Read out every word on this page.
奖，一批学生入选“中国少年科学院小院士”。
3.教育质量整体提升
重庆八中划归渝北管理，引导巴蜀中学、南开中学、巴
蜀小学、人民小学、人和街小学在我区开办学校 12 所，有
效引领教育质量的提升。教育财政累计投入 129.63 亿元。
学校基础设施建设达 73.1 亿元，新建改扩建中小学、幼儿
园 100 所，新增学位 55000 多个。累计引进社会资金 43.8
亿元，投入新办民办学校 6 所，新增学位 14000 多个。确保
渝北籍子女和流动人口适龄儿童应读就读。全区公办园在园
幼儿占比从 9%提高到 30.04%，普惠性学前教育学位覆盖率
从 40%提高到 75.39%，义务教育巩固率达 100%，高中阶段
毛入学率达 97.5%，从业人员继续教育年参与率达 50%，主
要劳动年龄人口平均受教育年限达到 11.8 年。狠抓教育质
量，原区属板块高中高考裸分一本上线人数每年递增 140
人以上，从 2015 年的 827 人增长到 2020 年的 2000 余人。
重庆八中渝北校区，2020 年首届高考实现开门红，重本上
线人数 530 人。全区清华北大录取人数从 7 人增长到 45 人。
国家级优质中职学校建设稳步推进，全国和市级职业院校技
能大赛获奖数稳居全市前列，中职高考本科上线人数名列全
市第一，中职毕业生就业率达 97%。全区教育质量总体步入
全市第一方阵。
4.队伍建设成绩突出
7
- - -
• **Problem to solve**
Copy each line of the data that contains the word "人增长到".

• **Reply to the exercise**
人以上，从 2015 年的 827 人增长到 2020 年的 2000 余人。
线人数 530 人。全区清华北大录取人数从 7 人增长到 45 人。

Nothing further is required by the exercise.